Task details — Rewrite only the lines of the material from the one containing "Localize all elements." through the one containing "button[interactable]: Pendants (0, 107, 360, 132)", with "Shop" changed to "Store" and nothing else altered.

┄┄┄┄┄┄┄┄┄┄

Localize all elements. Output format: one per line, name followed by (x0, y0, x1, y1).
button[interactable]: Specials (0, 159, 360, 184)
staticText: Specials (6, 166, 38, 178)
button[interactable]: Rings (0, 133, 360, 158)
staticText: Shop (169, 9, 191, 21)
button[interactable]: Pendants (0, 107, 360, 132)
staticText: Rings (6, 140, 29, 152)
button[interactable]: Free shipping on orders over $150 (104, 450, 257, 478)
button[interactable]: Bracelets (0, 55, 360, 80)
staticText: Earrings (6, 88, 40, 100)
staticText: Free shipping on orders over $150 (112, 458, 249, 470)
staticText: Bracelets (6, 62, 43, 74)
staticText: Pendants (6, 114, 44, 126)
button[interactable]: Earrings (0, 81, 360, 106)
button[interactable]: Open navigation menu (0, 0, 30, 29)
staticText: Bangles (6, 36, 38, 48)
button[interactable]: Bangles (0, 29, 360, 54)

┄┄┄┄┄┄┄┄┄┄

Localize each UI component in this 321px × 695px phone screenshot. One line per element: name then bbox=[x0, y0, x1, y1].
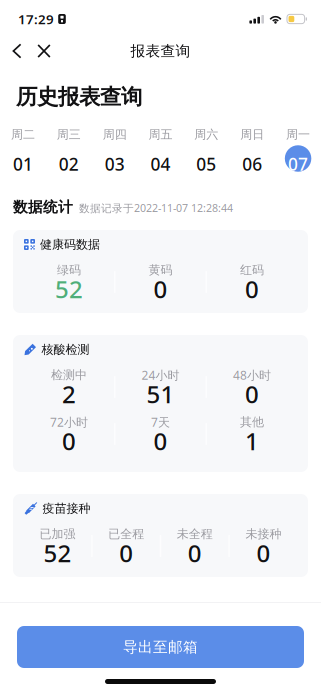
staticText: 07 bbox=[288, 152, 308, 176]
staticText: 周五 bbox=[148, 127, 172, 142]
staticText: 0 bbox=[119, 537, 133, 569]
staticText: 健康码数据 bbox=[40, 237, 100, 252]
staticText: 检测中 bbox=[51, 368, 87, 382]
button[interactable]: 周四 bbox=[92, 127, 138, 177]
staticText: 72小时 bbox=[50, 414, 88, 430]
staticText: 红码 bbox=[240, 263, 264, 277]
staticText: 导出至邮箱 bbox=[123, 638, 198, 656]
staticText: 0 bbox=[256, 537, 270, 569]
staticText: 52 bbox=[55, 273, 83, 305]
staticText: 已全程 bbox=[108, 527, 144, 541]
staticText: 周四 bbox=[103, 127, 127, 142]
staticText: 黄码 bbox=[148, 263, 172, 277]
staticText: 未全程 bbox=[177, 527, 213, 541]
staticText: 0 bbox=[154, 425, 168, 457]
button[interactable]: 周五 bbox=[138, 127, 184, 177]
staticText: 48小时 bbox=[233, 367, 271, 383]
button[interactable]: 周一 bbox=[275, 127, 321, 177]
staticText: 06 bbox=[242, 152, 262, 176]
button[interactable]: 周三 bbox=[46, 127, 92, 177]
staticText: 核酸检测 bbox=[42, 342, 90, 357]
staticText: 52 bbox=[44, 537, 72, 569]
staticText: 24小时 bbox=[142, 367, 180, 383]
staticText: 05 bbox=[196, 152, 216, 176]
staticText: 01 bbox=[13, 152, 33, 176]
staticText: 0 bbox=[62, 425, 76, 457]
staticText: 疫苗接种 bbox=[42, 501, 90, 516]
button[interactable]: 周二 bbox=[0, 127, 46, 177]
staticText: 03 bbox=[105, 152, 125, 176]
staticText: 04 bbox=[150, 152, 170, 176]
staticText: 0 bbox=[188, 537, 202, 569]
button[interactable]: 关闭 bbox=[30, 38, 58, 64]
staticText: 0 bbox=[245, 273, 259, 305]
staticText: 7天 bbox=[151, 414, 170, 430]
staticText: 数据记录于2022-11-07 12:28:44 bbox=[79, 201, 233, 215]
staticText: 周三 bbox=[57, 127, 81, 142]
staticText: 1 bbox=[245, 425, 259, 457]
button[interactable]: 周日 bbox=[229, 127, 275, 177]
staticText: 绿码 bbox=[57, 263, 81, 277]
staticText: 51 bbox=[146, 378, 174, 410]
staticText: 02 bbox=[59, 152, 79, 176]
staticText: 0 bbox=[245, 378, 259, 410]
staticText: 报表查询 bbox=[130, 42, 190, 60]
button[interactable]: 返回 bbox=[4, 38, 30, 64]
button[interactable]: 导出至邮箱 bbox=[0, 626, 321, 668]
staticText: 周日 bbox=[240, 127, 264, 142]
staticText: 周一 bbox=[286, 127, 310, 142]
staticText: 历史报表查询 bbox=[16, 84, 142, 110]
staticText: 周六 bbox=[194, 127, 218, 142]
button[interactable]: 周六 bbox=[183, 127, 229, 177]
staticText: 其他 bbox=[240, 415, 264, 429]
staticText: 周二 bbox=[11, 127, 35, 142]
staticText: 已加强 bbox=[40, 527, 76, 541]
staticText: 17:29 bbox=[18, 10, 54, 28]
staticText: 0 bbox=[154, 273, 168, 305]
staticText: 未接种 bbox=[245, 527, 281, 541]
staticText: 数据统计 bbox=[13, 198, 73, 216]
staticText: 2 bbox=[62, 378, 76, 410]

┄┄┄┄┄┄┄┄┄┄

Final result —
Localize all elements. Output format: one per line, name followed by (x0, y0, x1, y1).
button[interactable]: Specials (0, 159, 360, 184)
staticText: Specials (6, 166, 38, 178)
button[interactable]: Rings (0, 133, 360, 158)
staticText: Store (169, 9, 191, 21)
button[interactable]: Pendants (0, 107, 360, 132)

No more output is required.